Work to complete – Retrieve all lines below that have the string "supplement".

◇ ◇ ◇

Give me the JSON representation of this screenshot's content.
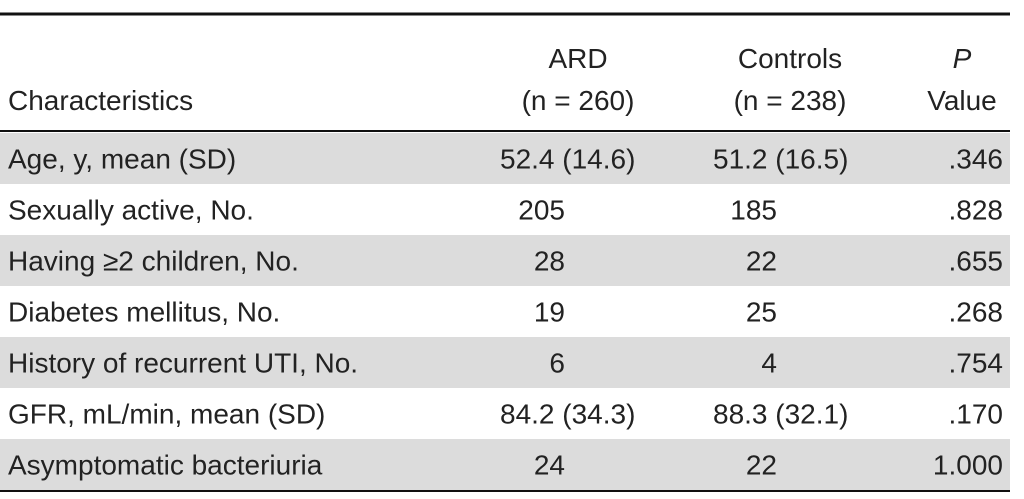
{
  "table": {
    "header": [
      [
        "Characteristics"
      ],
      [
        "ARD",
        "(n = 260)"
      ],
      [
        "Controls",
        "(n = 238)"
      ],
      [
        "P",
        "Value"
      ]
    ],
    "rows": [
      [
        "Age, y, mean (SD)",
        "52.4 (14.6)",
        "51.2 (16.5)",
        ".346"
      ],
      [
        "Sexually active, No.",
        "205",
        "185",
        ".828"
      ],
      [
        "Having ≥2 children, No.",
        "28",
        "22",
        ".655"
      ],
      [
        "Diabetes mellitus, No.",
        "19",
        "25",
        ".268"
      ],
      [
        "History of recurrent UTI, No.",
        "6",
        "4",
        ".754"
      ],
      [
        "GFR, mL/min, mean (SD)",
        "84.2 (34.3)",
        "88.3 (32.1)",
        ".170"
      ],
      [
        "Asymptomatic bacteriuria",
        "24",
        "22",
        "1.000"
      ]
    ]
  }
}
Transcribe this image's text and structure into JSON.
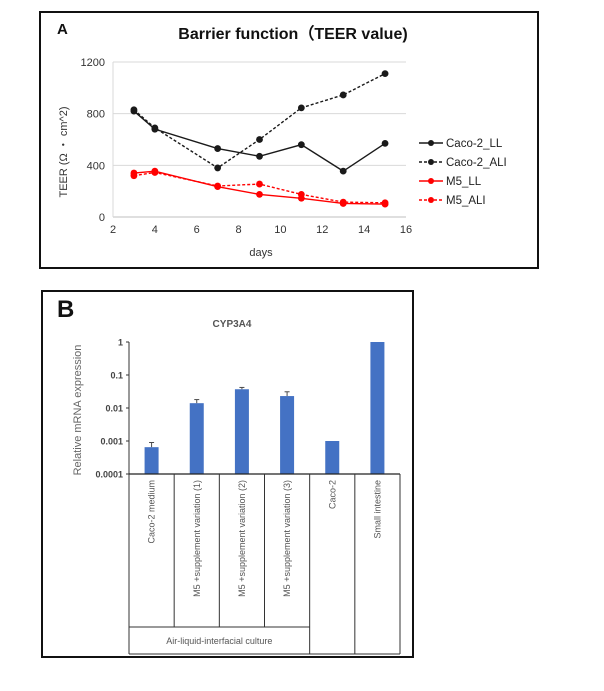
{
  "chart_data": [
    {
      "panel": "A",
      "type": "line",
      "title": "Barrier function（TEER value)",
      "xlabel": "days",
      "ylabel": "TEER (Ω ・ cm^2)",
      "xlim": [
        2,
        16
      ],
      "ylim": [
        0,
        1200
      ],
      "xticks": [
        2,
        4,
        6,
        8,
        10,
        12,
        14,
        16
      ],
      "yticks": [
        0,
        400,
        800,
        1200
      ],
      "grid": "horizontal",
      "legend_position": "right",
      "x": [
        3,
        4,
        7,
        9,
        11,
        13,
        15
      ],
      "series": [
        {
          "name": "Caco-2_LL",
          "color": "#1a1a1a",
          "dash": "solid",
          "values": [
            820,
            680,
            530,
            470,
            560,
            355,
            570
          ]
        },
        {
          "name": "Caco-2_ALI",
          "color": "#1a1a1a",
          "dash": "dashed",
          "values": [
            830,
            690,
            380,
            600,
            845,
            945,
            1110
          ]
        },
        {
          "name": "M5_LL",
          "color": "#ff0000",
          "dash": "solid",
          "values": [
            340,
            355,
            235,
            175,
            145,
            105,
            100
          ]
        },
        {
          "name": "M5_ALI",
          "color": "#ff0000",
          "dash": "dashed",
          "values": [
            320,
            345,
            240,
            255,
            175,
            115,
            110
          ]
        }
      ]
    },
    {
      "panel": "B",
      "type": "bar",
      "title": "CYP3A4",
      "ylabel": "Relative mRNA expression",
      "yscale": "log",
      "ylim": [
        0.0001,
        1
      ],
      "yticks": [
        "1",
        "0.1",
        "0.01",
        "0.001",
        "0.0001"
      ],
      "ytick_values": [
        1,
        0.1,
        0.01,
        0.001,
        0.0001
      ],
      "bar_color": "#4472c4",
      "categories": [
        "Caco-2 medium",
        "M5 +supplement variation (1)",
        "M5 +supplement variation (2)",
        "M5 +supplement variation (3)",
        "Caco-2",
        "Small intestine"
      ],
      "values": [
        0.00065,
        0.014,
        0.037,
        0.023,
        0.001,
        1
      ],
      "error_upper": [
        0.0009,
        0.018,
        0.042,
        0.031,
        null,
        null
      ],
      "group_label": "Air-liquid-interfacial culture",
      "group_span": [
        0,
        3
      ]
    }
  ],
  "panels": {
    "a_letter": "A",
    "b_letter": "B"
  }
}
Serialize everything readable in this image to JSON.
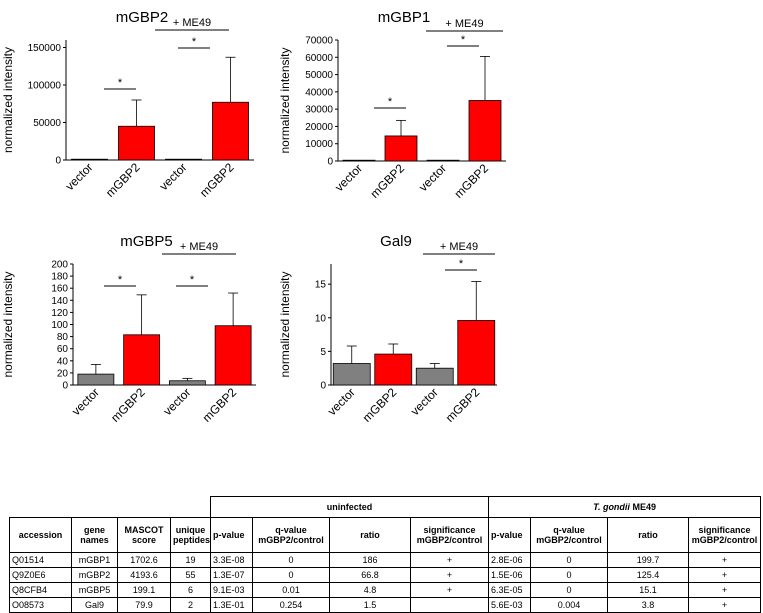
{
  "chart_data": [
    {
      "type": "bar",
      "title": "mGBP2",
      "ylabel": "normalized intensity",
      "categories": [
        "vector",
        "mGBP2",
        "vector",
        "mGBP2"
      ],
      "values": [
        500,
        45000,
        800,
        77000
      ],
      "errors": [
        0,
        35000,
        0,
        60000
      ],
      "colors": [
        "#808080",
        "#ff0000",
        "#808080",
        "#ff0000"
      ],
      "ylim": [
        0,
        160000
      ],
      "yticks": [
        0,
        50000,
        100000,
        150000
      ],
      "group_label": "+ ME49",
      "significance": [
        {
          "pair": [
            0,
            1
          ],
          "label": "*"
        },
        {
          "pair": [
            2,
            3
          ],
          "label": "*"
        }
      ]
    },
    {
      "type": "bar",
      "title": "mGBP1",
      "ylabel": "normalized intensity",
      "categories": [
        "vector",
        "mGBP2",
        "vector",
        "mGBP2"
      ],
      "values": [
        100,
        14500,
        300,
        35000
      ],
      "errors": [
        0,
        9000,
        0,
        25500
      ],
      "colors": [
        "#808080",
        "#ff0000",
        "#808080",
        "#ff0000"
      ],
      "ylim": [
        0,
        70000
      ],
      "yticks": [
        0,
        10000,
        20000,
        30000,
        40000,
        50000,
        60000,
        70000
      ],
      "group_label": "+ ME49",
      "significance": [
        {
          "pair": [
            0,
            1
          ],
          "label": "*"
        },
        {
          "pair": [
            2,
            3
          ],
          "label": "*"
        }
      ]
    },
    {
      "type": "bar",
      "title": "mGBP5",
      "ylabel": "normalized intensity",
      "categories": [
        "vector",
        "mGBP2",
        "vector",
        "mGBP2"
      ],
      "values": [
        18,
        83,
        7,
        98
      ],
      "errors": [
        16,
        66,
        4,
        54
      ],
      "colors": [
        "#808080",
        "#ff0000",
        "#808080",
        "#ff0000"
      ],
      "ylim": [
        0,
        200
      ],
      "yticks": [
        0,
        20,
        40,
        60,
        80,
        100,
        120,
        140,
        160,
        180,
        200
      ],
      "group_label": "+ ME49",
      "significance": [
        {
          "pair": [
            0,
            1
          ],
          "label": "*"
        },
        {
          "pair": [
            2,
            3
          ],
          "label": "*"
        }
      ]
    },
    {
      "type": "bar",
      "title": "Gal9",
      "ylabel": "normalized intensity",
      "categories": [
        "vector",
        "mGBP2",
        "vector",
        "mGBP2"
      ],
      "values": [
        3.2,
        4.6,
        2.5,
        9.6
      ],
      "errors": [
        2.6,
        1.5,
        0.7,
        5.8
      ],
      "colors": [
        "#808080",
        "#ff0000",
        "#808080",
        "#ff0000"
      ],
      "ylim": [
        0,
        18
      ],
      "yticks": [
        0,
        5,
        10,
        15
      ],
      "group_label": "+ ME49",
      "significance": [
        {
          "pair": [
            2,
            3
          ],
          "label": "*"
        }
      ]
    },
    {
      "type": "table",
      "group_headers": [
        "uninfected",
        "T. gondii",
        "ME49"
      ],
      "columns": [
        "accession",
        "gene names",
        "MASCOT score",
        "unique peptides",
        "p-value",
        "q-value mGBP2/control",
        "ratio",
        "significance mGBP2/control",
        "p-value",
        "q-value mGBP2/control",
        "ratio",
        "significance mGBP2/control"
      ],
      "rows": [
        [
          "Q01514",
          "mGBP1",
          "1702.6",
          "19",
          "3.3E-08",
          "0",
          "186",
          "+",
          "2.8E-06",
          "0",
          "199.7",
          "+"
        ],
        [
          "Q9Z0E6",
          "mGBP2",
          "4193.6",
          "55",
          "1.3E-07",
          "0",
          "66.8",
          "+",
          "1.5E-06",
          "0",
          "125.4",
          "+"
        ],
        [
          "Q8CFB4",
          "mGBP5",
          "199.1",
          "6",
          "9.1E-03",
          "0.01",
          "4.8",
          "+",
          "6.3E-05",
          "0",
          "15.1",
          "+"
        ],
        [
          "O08573",
          "Gal9",
          "79.9",
          "2",
          "1.3E-01",
          "0.254",
          "1.5",
          "",
          "5.6E-03",
          "0.004",
          "3.8",
          "+"
        ]
      ]
    }
  ]
}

◇ ◇ ◇

Exercise solution –
        "M5 +supplement variation (1)",
        "M5 +supplement variation (2)",
        "M5 +supplement variation (3)",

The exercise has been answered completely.